### Exercise aim
Please set down all the lines beneath this one exactly, without the pictures.
>> START
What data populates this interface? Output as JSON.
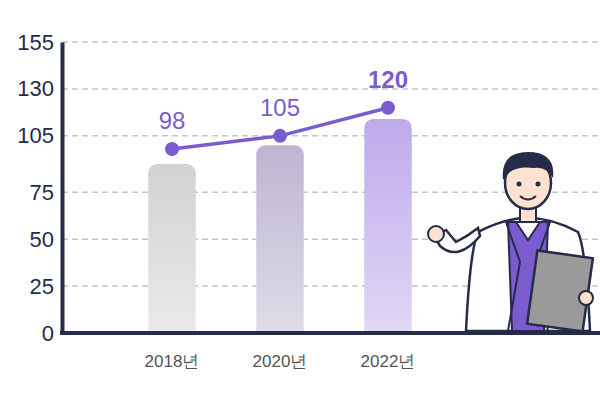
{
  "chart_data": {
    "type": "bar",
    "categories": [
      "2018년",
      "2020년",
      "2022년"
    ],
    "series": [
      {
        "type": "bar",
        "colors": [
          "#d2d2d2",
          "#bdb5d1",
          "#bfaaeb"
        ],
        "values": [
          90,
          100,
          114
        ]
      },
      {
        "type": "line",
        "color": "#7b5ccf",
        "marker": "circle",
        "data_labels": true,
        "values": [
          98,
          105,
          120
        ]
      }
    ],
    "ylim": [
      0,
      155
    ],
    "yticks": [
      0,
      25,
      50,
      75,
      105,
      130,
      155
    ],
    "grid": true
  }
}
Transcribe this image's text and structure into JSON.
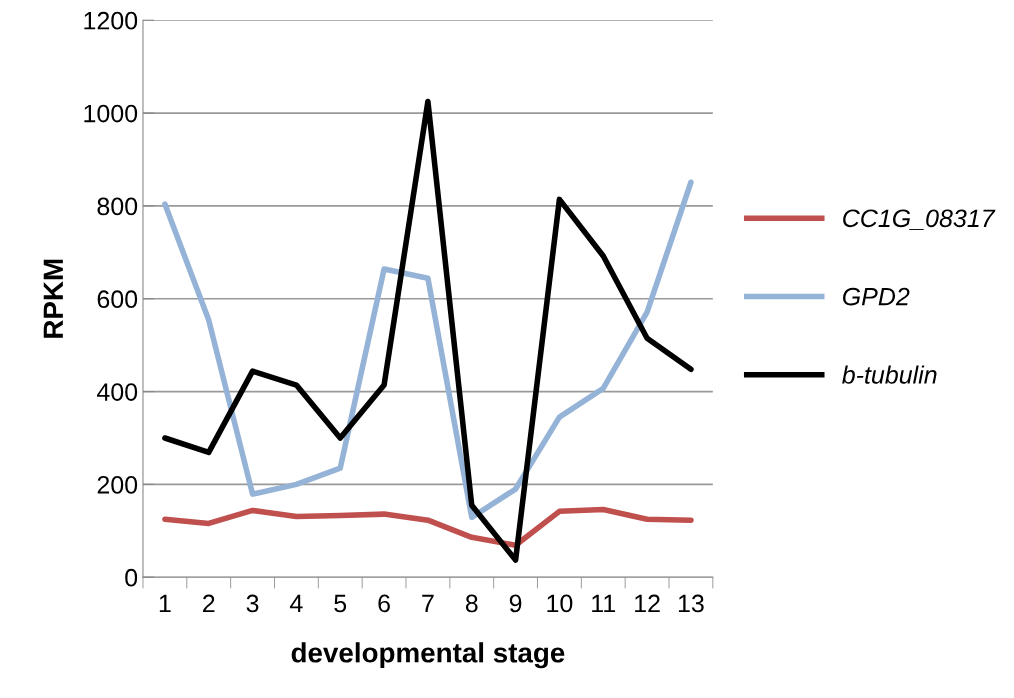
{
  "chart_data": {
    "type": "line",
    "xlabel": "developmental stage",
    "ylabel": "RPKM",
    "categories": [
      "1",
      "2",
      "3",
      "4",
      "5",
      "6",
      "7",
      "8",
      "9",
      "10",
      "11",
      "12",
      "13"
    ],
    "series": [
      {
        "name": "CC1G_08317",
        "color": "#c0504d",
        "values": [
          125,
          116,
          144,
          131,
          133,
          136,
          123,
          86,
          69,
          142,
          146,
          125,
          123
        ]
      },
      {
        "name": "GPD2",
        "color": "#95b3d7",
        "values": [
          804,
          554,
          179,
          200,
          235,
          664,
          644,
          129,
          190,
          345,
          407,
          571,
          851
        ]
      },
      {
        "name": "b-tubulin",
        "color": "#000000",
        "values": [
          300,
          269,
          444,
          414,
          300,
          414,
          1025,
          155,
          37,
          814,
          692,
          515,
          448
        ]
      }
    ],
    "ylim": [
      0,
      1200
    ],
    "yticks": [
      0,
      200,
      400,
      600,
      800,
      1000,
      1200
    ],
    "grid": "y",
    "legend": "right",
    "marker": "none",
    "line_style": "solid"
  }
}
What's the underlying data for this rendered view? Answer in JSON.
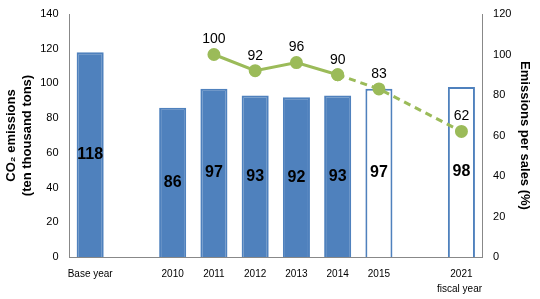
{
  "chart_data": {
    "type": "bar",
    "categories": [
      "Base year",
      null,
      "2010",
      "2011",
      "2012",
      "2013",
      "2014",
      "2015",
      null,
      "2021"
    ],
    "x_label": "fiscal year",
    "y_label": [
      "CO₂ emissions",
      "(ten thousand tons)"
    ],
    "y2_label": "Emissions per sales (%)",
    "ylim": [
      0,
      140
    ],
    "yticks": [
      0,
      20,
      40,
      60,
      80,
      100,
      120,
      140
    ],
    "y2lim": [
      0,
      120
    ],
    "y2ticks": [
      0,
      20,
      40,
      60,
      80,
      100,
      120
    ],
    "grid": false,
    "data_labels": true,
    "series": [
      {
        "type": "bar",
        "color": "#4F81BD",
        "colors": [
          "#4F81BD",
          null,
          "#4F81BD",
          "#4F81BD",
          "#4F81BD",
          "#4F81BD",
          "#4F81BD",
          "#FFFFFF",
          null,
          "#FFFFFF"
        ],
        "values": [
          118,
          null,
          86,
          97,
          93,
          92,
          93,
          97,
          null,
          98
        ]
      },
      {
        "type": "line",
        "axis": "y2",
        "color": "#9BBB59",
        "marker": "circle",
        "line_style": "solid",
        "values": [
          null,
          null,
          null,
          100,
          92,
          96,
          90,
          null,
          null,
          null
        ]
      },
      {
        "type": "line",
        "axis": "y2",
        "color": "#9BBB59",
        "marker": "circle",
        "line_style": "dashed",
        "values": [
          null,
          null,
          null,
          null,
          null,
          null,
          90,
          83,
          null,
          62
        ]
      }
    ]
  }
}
>> END
### Exercise solution
What data populates this interface? Output as JSON.
{
  "chart_data": {
    "type": "bar",
    "categories": [
      "2018년",
      "2020년",
      "2022년"
    ],
    "series": [
      {
        "type": "bar",
        "colors": [
          "#d2d2d2",
          "#bdb5d1",
          "#bfaaeb"
        ],
        "values": [
          90,
          100,
          114
        ]
      },
      {
        "type": "line",
        "color": "#7b5ccf",
        "marker": "circle",
        "data_labels": true,
        "values": [
          98,
          105,
          120
        ]
      }
    ],
    "ylim": [
      0,
      155
    ],
    "yticks": [
      0,
      25,
      50,
      75,
      105,
      130,
      155
    ],
    "grid": true
  }
}
Transcribe this image's text and structure into JSON.
{
  "chart_data": {
    "type": "line",
    "xlabel": "developmental stage",
    "ylabel": "RPKM",
    "categories": [
      "1",
      "2",
      "3",
      "4",
      "5",
      "6",
      "7",
      "8",
      "9",
      "10",
      "11",
      "12",
      "13"
    ],
    "series": [
      {
        "name": "CC1G_08317",
        "color": "#c0504d",
        "values": [
          125,
          116,
          144,
          131,
          133,
          136,
          123,
          86,
          69,
          142,
          146,
          125,
          123
        ]
      },
      {
        "name": "GPD2",
        "color": "#95b3d7",
        "values": [
          804,
          554,
          179,
          200,
          235,
          664,
          644,
          129,
          190,
          345,
          407,
          571,
          851
        ]
      },
      {
        "name": "b-tubulin",
        "color": "#000000",
        "values": [
          300,
          269,
          444,
          414,
          300,
          414,
          1025,
          155,
          37,
          814,
          692,
          515,
          448
        ]
      }
    ],
    "ylim": [
      0,
      1200
    ],
    "yticks": [
      0,
      200,
      400,
      600,
      800,
      1000,
      1200
    ],
    "grid": "y",
    "legend": "right",
    "marker": "none",
    "line_style": "solid"
  }
}
What's the underlying data for this rendered view? Answer in JSON.
{
  "chart_data": {
    "type": "bar",
    "categories": [
      "Base year",
      null,
      "2010",
      "2011",
      "2012",
      "2013",
      "2014",
      "2015",
      null,
      "2021"
    ],
    "x_label": "fiscal year",
    "y_label": [
      "CO₂ emissions",
      "(ten thousand tons)"
    ],
    "y2_label": "Emissions per sales (%)",
    "ylim": [
      0,
      140
    ],
    "yticks": [
      0,
      20,
      40,
      60,
      80,
      100,
      120,
      140
    ],
    "y2lim": [
      0,
      120
    ],
    "y2ticks": [
      0,
      20,
      40,
      60,
      80,
      100,
      120
    ],
    "grid": false,
    "data_labels": true,
    "series": [
      {
        "type": "bar",
        "color": "#4F81BD",
        "colors": [
          "#4F81BD",
          null,
          "#4F81BD",
          "#4F81BD",
          "#4F81BD",
          "#4F81BD",
          "#4F81BD",
          "#FFFFFF",
          null,
          "#FFFFFF"
        ],
        "values": [
          118,
          null,
          86,
          97,
          93,
          92,
          93,
          97,
          null,
          98
        ]
      },
      {
        "type": "line",
        "axis": "y2",
        "color": "#9BBB59",
        "marker": "circle",
        "line_style": "solid",
        "values": [
          null,
          null,
          null,
          100,
          92,
          96,
          90,
          null,
          null,
          null
        ]
      },
      {
        "type": "line",
        "axis": "y2",
        "color": "#9BBB59",
        "marker": "circle",
        "line_style": "dashed",
        "values": [
          null,
          null,
          null,
          null,
          null,
          null,
          90,
          83,
          null,
          62
        ]
      }
    ]
  }
}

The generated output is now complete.